▶ Written request:
Pictures within the data are to be left out; everything else must be reproduced exactly.

▶ Entries provided:
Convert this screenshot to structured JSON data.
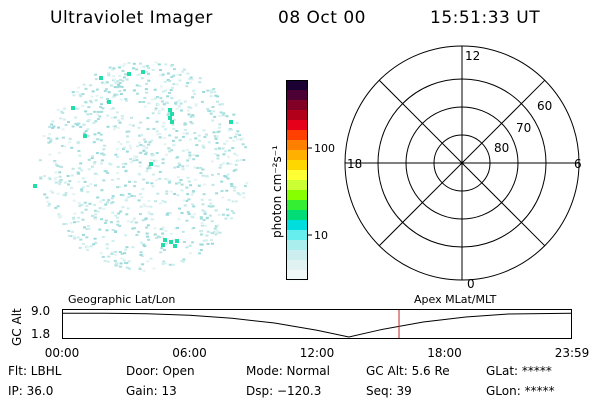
{
  "header": {
    "title": "Ultraviolet Imager",
    "date": "08 Oct 00",
    "time": "15:51:33 UT"
  },
  "colorbar": {
    "unit_label": "photon cm⁻²s⁻¹",
    "ticks": [
      "100",
      "10"
    ],
    "colors": [
      "#1a0033",
      "#4d0033",
      "#800026",
      "#b3001a",
      "#e6001a",
      "#ff4000",
      "#ff8000",
      "#ffb000",
      "#ffd700",
      "#ffff33",
      "#ccff33",
      "#88ff00",
      "#33ee33",
      "#00dd77",
      "#00dddd",
      "#66eeee",
      "#aaeeee",
      "#cceeee",
      "#e0f2f2",
      "#f0f8f8"
    ]
  },
  "polar": {
    "mlt_labels": {
      "top": "12",
      "left": "18",
      "right": "6",
      "bottom": "0"
    },
    "lat_labels": [
      "60",
      "70",
      "80"
    ]
  },
  "lower_panel": {
    "left_caption": "Geographic Lat/Lon",
    "right_caption": "Apex MLat/MLT",
    "y_axis_label": "GC Alt",
    "y_ticks": [
      "9.0",
      "1.8"
    ],
    "x_ticks": [
      "00:00",
      "06:00",
      "12:00",
      "18:00",
      "23:59"
    ]
  },
  "info": {
    "flt": "Flt: LBHL",
    "ip": "IP: 36.0",
    "door": "Door: Open",
    "gain": "Gain: 13",
    "mode": "Mode: Normal",
    "dsp": "Dsp: −120.3",
    "gcalt": "GC Alt: 5.6 Re",
    "seq": "Seq: 39",
    "glat": "GLat: *****",
    "glon": "GLon: *****"
  },
  "chart_data": {
    "type": "line",
    "title": "",
    "xlabel": "",
    "ylabel": "GC Alt",
    "x_ticks": [
      "00:00",
      "06:00",
      "12:00",
      "18:00",
      "23:59"
    ],
    "y_ticks": [
      9.0,
      1.8
    ],
    "ylim": [
      1.8,
      9.0
    ],
    "series": [
      {
        "x": [
          0,
          2,
          4,
          6,
          8,
          10,
          12,
          13.5,
          15,
          17,
          19,
          21,
          23.98
        ],
        "y": [
          8.95,
          8.95,
          8.8,
          8.3,
          7.4,
          6.0,
          3.8,
          1.8,
          4.0,
          6.3,
          7.8,
          8.7,
          8.95
        ]
      }
    ],
    "current_time_marker": 15.86
  }
}
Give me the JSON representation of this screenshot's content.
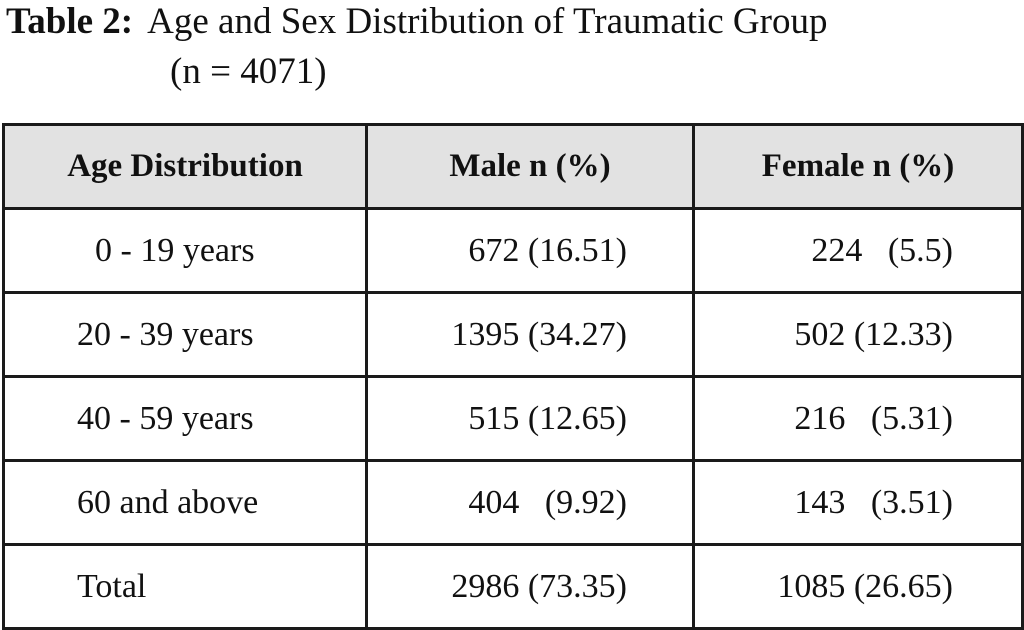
{
  "caption": {
    "label": "Table 2:",
    "title_line1": "Age and Sex Distribution of Traumatic Group",
    "title_line2": "(n = 4071)"
  },
  "table": {
    "headers": [
      "Age Distribution",
      "Male n (%)",
      "Female n (%)"
    ],
    "rows": [
      {
        "age": "0 - 19 years",
        "male": "672 (16.51)",
        "female": "224   (5.5)"
      },
      {
        "age": "20 - 39 years",
        "male": "1395 (34.27)",
        "female": "502 (12.33)"
      },
      {
        "age": "40 - 59 years",
        "male": "515 (12.65)",
        "female": "216   (5.31)"
      },
      {
        "age": "60 and above",
        "male": "404   (9.92)",
        "female": "143   (3.51)"
      },
      {
        "age": "Total",
        "male": "2986 (73.35)",
        "female": "1085 (26.65)"
      }
    ]
  },
  "colors": {
    "header_background": "#e2e2e2",
    "border": "#1a1a1a",
    "text": "#111111"
  }
}
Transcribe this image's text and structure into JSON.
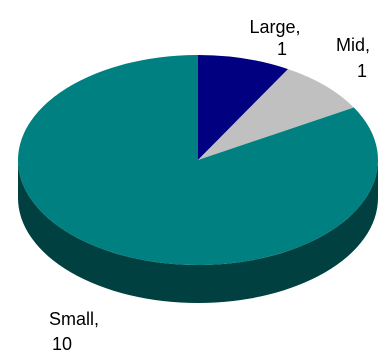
{
  "chart_data": {
    "type": "pie",
    "style": "3d",
    "slices": [
      {
        "label": "Large",
        "value": 1,
        "color": "#000080"
      },
      {
        "label": "Mid",
        "value": 1,
        "color": "#c0c0c0"
      },
      {
        "label": "Small",
        "value": 10,
        "color": "#008080"
      }
    ],
    "side_colors": {
      "Large": "#000040",
      "Mid": "#808080",
      "Small": "#004040"
    },
    "data_labels": [
      {
        "slice": "Large",
        "name_line": "Large,",
        "value_line": "1"
      },
      {
        "slice": "Mid",
        "name_line": "Mid,",
        "value_line": "1"
      },
      {
        "slice": "Small",
        "name_line": "Small,",
        "value_line": "10"
      }
    ],
    "start_angle": "12 o'clock",
    "direction": "clockwise",
    "legend": "none",
    "title": ""
  }
}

▶ In response:
Convert this screenshot to structured JSON data.
{
  "header": {
    "title": "Ultraviolet Imager",
    "date": "08 Oct 00",
    "time": "15:51:33 UT"
  },
  "colorbar": {
    "unit_label": "photon cm⁻²s⁻¹",
    "ticks": [
      "100",
      "10"
    ],
    "colors": [
      "#1a0033",
      "#4d0033",
      "#800026",
      "#b3001a",
      "#e6001a",
      "#ff4000",
      "#ff8000",
      "#ffb000",
      "#ffd700",
      "#ffff33",
      "#ccff33",
      "#88ff00",
      "#33ee33",
      "#00dd77",
      "#00dddd",
      "#66eeee",
      "#aaeeee",
      "#cceeee",
      "#e0f2f2",
      "#f0f8f8"
    ]
  },
  "polar": {
    "mlt_labels": {
      "top": "12",
      "left": "18",
      "right": "6",
      "bottom": "0"
    },
    "lat_labels": [
      "60",
      "70",
      "80"
    ]
  },
  "lower_panel": {
    "left_caption": "Geographic Lat/Lon",
    "right_caption": "Apex MLat/MLT",
    "y_axis_label": "GC Alt",
    "y_ticks": [
      "9.0",
      "1.8"
    ],
    "x_ticks": [
      "00:00",
      "06:00",
      "12:00",
      "18:00",
      "23:59"
    ]
  },
  "info": {
    "flt": "Flt: LBHL",
    "ip": "IP: 36.0",
    "door": "Door: Open",
    "gain": "Gain: 13",
    "mode": "Mode: Normal",
    "dsp": "Dsp: −120.3",
    "gcalt": "GC Alt: 5.6 Re",
    "seq": "Seq: 39",
    "glat": "GLat: *****",
    "glon": "GLon: *****"
  },
  "chart_data": {
    "type": "line",
    "title": "",
    "xlabel": "",
    "ylabel": "GC Alt",
    "x_ticks": [
      "00:00",
      "06:00",
      "12:00",
      "18:00",
      "23:59"
    ],
    "y_ticks": [
      9.0,
      1.8
    ],
    "ylim": [
      1.8,
      9.0
    ],
    "series": [
      {
        "x": [
          0,
          2,
          4,
          6,
          8,
          10,
          12,
          13.5,
          15,
          17,
          19,
          21,
          23.98
        ],
        "y": [
          8.95,
          8.95,
          8.8,
          8.3,
          7.4,
          6.0,
          3.8,
          1.8,
          4.0,
          6.3,
          7.8,
          8.7,
          8.95
        ]
      }
    ],
    "current_time_marker": 15.86
  }
}
Give me the JSON representation of this screenshot's content.
{
  "caption": {
    "label": "Table 2:",
    "title_line1": "Age and Sex Distribution of Traumatic Group",
    "title_line2": "(n = 4071)"
  },
  "table": {
    "headers": [
      "Age Distribution",
      "Male n (%)",
      "Female n (%)"
    ],
    "rows": [
      {
        "age": "0 - 19 years",
        "male": "672 (16.51)",
        "female": "224   (5.5)"
      },
      {
        "age": "20 - 39 years",
        "male": "1395 (34.27)",
        "female": "502 (12.33)"
      },
      {
        "age": "40 - 59 years",
        "male": "515 (12.65)",
        "female": "216   (5.31)"
      },
      {
        "age": "60 and above",
        "male": "404   (9.92)",
        "female": "143   (3.51)"
      },
      {
        "age": "Total",
        "male": "2986 (73.35)",
        "female": "1085 (26.65)"
      }
    ]
  },
  "colors": {
    "header_background": "#e2e2e2",
    "border": "#1a1a1a",
    "text": "#111111"
  }
}
Transcribe this image's text and structure into JSON.
{
  "chart_data": {
    "type": "pie",
    "style": "3d",
    "slices": [
      {
        "label": "Large",
        "value": 1,
        "color": "#000080"
      },
      {
        "label": "Mid",
        "value": 1,
        "color": "#c0c0c0"
      },
      {
        "label": "Small",
        "value": 10,
        "color": "#008080"
      }
    ],
    "side_colors": {
      "Large": "#000040",
      "Mid": "#808080",
      "Small": "#004040"
    },
    "data_labels": [
      {
        "slice": "Large",
        "name_line": "Large,",
        "value_line": "1"
      },
      {
        "slice": "Mid",
        "name_line": "Mid,",
        "value_line": "1"
      },
      {
        "slice": "Small",
        "name_line": "Small,",
        "value_line": "10"
      }
    ],
    "start_angle": "12 o'clock",
    "direction": "clockwise",
    "legend": "none",
    "title": ""
  }
}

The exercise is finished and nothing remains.